## Entries taken from a collection
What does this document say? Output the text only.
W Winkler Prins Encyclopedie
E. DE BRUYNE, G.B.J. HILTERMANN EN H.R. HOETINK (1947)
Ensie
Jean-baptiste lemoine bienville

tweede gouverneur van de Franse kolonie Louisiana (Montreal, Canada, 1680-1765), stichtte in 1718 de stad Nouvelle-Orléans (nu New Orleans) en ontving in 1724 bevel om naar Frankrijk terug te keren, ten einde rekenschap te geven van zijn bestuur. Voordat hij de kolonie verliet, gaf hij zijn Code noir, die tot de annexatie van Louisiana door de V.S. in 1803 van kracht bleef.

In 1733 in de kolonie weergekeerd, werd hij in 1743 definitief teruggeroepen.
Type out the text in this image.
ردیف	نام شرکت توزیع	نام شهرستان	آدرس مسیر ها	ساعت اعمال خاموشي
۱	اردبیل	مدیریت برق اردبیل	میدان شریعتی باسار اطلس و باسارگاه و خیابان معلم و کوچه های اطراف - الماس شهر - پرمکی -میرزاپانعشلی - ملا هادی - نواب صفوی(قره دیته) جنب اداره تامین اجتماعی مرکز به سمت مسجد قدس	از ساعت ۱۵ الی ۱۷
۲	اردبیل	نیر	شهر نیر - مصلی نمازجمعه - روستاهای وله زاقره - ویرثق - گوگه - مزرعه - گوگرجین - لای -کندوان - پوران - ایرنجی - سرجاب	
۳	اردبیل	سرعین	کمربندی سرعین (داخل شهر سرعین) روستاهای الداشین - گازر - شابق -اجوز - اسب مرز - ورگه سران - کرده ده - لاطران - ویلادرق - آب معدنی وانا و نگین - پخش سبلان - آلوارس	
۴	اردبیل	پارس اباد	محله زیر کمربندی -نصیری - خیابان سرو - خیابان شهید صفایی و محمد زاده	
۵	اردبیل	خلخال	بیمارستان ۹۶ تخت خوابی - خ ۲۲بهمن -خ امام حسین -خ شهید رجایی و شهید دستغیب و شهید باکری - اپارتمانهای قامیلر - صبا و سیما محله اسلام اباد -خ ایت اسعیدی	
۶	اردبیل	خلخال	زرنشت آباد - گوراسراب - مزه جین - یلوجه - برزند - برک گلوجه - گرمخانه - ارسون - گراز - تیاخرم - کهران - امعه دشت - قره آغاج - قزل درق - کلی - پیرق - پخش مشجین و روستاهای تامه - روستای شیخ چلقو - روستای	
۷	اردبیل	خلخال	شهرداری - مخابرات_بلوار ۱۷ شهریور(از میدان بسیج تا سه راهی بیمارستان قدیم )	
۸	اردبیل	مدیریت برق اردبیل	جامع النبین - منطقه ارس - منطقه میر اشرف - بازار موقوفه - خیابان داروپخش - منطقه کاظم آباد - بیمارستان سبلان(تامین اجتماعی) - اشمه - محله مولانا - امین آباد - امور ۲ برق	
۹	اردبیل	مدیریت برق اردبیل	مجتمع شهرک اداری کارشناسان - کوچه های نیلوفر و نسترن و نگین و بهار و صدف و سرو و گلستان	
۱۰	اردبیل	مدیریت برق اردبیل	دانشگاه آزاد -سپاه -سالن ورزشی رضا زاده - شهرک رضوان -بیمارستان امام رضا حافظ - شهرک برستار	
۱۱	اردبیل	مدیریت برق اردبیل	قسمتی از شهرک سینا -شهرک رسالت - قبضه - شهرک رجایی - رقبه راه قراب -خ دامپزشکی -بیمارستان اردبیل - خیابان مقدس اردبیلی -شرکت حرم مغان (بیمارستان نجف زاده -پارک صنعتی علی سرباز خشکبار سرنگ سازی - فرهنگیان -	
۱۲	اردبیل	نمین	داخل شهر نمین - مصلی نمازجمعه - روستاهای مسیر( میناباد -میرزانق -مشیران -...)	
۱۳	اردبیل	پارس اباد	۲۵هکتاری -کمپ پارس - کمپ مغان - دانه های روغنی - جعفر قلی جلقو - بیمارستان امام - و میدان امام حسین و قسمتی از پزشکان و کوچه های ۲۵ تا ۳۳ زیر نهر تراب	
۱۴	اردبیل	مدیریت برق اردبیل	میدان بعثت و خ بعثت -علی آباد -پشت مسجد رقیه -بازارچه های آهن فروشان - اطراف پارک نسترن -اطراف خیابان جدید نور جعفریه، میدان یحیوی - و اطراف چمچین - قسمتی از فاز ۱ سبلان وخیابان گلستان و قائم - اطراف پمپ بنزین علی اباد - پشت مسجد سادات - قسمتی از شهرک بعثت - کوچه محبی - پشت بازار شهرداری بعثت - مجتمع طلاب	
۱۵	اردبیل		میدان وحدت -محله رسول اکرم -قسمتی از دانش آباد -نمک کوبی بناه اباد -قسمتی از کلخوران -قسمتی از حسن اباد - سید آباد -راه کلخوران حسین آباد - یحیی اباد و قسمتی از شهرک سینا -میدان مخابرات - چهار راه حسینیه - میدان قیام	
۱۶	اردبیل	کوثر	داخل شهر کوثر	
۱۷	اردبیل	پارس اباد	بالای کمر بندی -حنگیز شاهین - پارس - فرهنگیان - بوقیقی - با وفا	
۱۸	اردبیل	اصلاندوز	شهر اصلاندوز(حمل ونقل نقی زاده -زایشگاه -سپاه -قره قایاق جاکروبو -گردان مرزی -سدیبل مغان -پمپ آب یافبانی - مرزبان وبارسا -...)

## Exercise
Set all of the entries down again, exactly as they were given.

## Exercise response
What does this document say? Output the text only.
W Winkler Prins Encyclopedie
E. DE BRUYNE, G.B.J. HILTERMANN EN H.R. HOETINK (1947)
Ensie
Jean-baptiste lemoine bienville

tweede gouverneur van de Franse kolonie Louisiana (Montreal, Canada, 1680-1765), stichtte in 1718 de stad Nouvelle-Orléans (nu New Orleans) en ontving in 1724 bevel om naar Frankrijk terug te keren, ten einde rekenschap te geven van zijn bestuur. Voordat hij de kolonie verliet, gaf hij zijn Code noir, die tot de annexatie van Louisiana door de V.S. in 1803 van kracht bleef.

In 1733 in de kolonie weergekeerd, werd hij in 1743 definitief teruggeroepen.
Type out the text in this image.
ردیف	نام شرکت توزیع	نام شهرستان	آدرس مسیر ها	ساعت اعمال خاموشي
۱	اردبیل	مدیریت برق اردبیل	میدان شریعتی باسار اطلس و باسارگاه و خیابان معلم و کوچه های اطراف - الماس شهر - پرمکی -میرزاپانعشلی - ملا هادی - نواب صفوی(قره دیته) جنب اداره تامین اجتماعی مرکز به سمت مسجد قدس	از ساعت ۱۵ الی ۱۷
۲	اردبیل	نیر	شهر نیر - مصلی نمازجمعه - روستاهای وله زاقره - ویرثق - گوگه - مزرعه - گوگرجین - لای -کندوان - پوران - ایرنجی - سرجاب	
۳	اردبیل	سرعین	کمربندی سرعین (داخل شهر سرعین) روستاهای الداشین - گازر - شابق -اجوز - اسب مرز - ورگه سران - کرده ده - لاطران - ویلادرق - آب معدنی وانا و نگین - پخش سبلان - آلوارس	
۴	اردبیل	پارس اباد	محله زیر کمربندی -نصیری - خیابان سرو - خیابان شهید صفایی و محمد زاده	
۵	اردبیل	خلخال	بیمارستان ۹۶ تخت خوابی - خ ۲۲بهمن -خ امام حسین -خ شهید رجایی و شهید دستغیب و شهید باکری - اپارتمانهای قامیلر - صبا و سیما محله اسلام اباد -خ ایت اسعیدی	
۶	اردبیل	خلخال	زرنشت آباد - گوراسراب - مزه جین - یلوجه - برزند - برک گلوجه - گرمخانه - ارسون - گراز - تیاخرم - کهران - امعه دشت - قره آغاج - قزل درق - کلی - پیرق - پخش مشجین و روستاهای تامه - روستای شیخ چلقو - روستای	
۷	اردبیل	خلخال	شهرداری - مخابرات_بلوار ۱۷ شهریور(از میدان بسیج تا سه راهی بیمارستان قدیم )	
۸	اردبیل	مدیریت برق اردبیل	جامع النبین - منطقه ارس - منطقه میر اشرف - بازار موقوفه - خیابان داروپخش - منطقه کاظم آباد - بیمارستان سبلان(تامین اجتماعی) - اشمه - محله مولانا - امین آباد - امور ۲ برق	
۹	اردبیل	مدیریت برق اردبیل	مجتمع شهرک اداری کارشناسان - کوچه های نیلوفر و نسترن و نگین و بهار و صدف و سرو و گلستان	
۱۰	اردبیل	مدیریت برق اردبیل	دانشگاه آزاد -سپاه -سالن ورزشی رضا زاده - شهرک رضوان -بیمارستان امام رضا حافظ - شهرک برستار	
۱۱	اردبیل	مدیریت برق اردبیل	قسمتی از شهرک سینا -شهرک رسالت - قبضه - شهرک رجایی - رقبه راه قراب -خ دامپزشکی -بیمارستان اردبیل - خیابان مقدس اردبیلی -شرکت حرم مغان (بیمارستان نجف زاده -پارک صنعتی علی سرباز خشکبار سرنگ سازی - فرهنگیان -	
۱۲	اردبیل	نمین	داخل شهر نمین - مصلی نمازجمعه - روستاهای مسیر( میناباد -میرزانق -مشیران -...)	
۱۳	اردبیل	پارس اباد	۲۵هکتاری -کمپ پارس - کمپ مغان - دانه های روغنی - جعفر قلی جلقو - بیمارستان امام - و میدان امام حسین و قسمتی از پزشکان و کوچه های ۲۵ تا ۳۳ زیر نهر تراب	
۱۴	اردبیل	مدیریت برق اردبیل	میدان بعثت و خ بعثت -علی آباد -پشت مسجد رقیه -بازارچه های آهن فروشان - اطراف پارک نسترن -اطراف خیابان جدید نور جعفریه، میدان یحیوی - و اطراف چمچین - قسمتی از فاز ۱ سبلان وخیابان گلستان و قائم - اطراف پمپ بنزین علی اباد - پشت مسجد سادات - قسمتی از شهرک بعثت - کوچه محبی - پشت بازار شهرداری بعثت - مجتمع طلاب	
۱۵	اردبیل		میدان وحدت -محله رسول اکرم -قسمتی از دانش آباد -نمک کوبی بناه اباد -قسمتی از کلخوران -قسمتی از حسن اباد - سید آباد -راه کلخوران حسین آباد - یحیی اباد و قسمتی از شهرک سینا -میدان مخابرات - چهار راه حسینیه - میدان قیام	
۱۶	اردبیل	کوثر	داخل شهر کوثر	
۱۷	اردبیل	پارس اباد	بالای کمر بندی -حنگیز شاهین - پارس - فرهنگیان - بوقیقی - با وفا	
۱۸	اردبیل	اصلاندوز	شهر اصلاندوز(حمل ونقل نقی زاده -زایشگاه -سپاه -قره قایاق جاکروبو -گردان مرزی -سدیبل مغان -پمپ آب یافبانی - مرزبان وبارسا -...)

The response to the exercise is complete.